Entries drawn from a collection
★ ★ ★ ★

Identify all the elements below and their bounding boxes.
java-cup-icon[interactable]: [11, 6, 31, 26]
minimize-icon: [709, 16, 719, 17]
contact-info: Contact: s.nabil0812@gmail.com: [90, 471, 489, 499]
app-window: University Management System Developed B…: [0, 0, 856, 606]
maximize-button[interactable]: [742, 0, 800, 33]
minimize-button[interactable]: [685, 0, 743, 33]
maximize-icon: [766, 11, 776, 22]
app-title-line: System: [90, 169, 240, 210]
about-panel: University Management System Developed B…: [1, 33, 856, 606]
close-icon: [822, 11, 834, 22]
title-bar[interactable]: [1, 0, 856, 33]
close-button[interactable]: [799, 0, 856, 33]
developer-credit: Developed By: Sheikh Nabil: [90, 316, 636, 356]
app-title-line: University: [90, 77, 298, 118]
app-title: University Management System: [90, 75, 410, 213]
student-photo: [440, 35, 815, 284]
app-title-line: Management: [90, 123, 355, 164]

★ ★ ★ ★

Return every row above that contains the string "icon", treating uppercase and lowercase letters as distinct.

java-cup-icon[interactable]: [11, 6, 31, 26]
minimize-icon: [709, 16, 719, 17]
maximize-icon: [766, 11, 776, 22]
close-icon: [822, 11, 834, 22]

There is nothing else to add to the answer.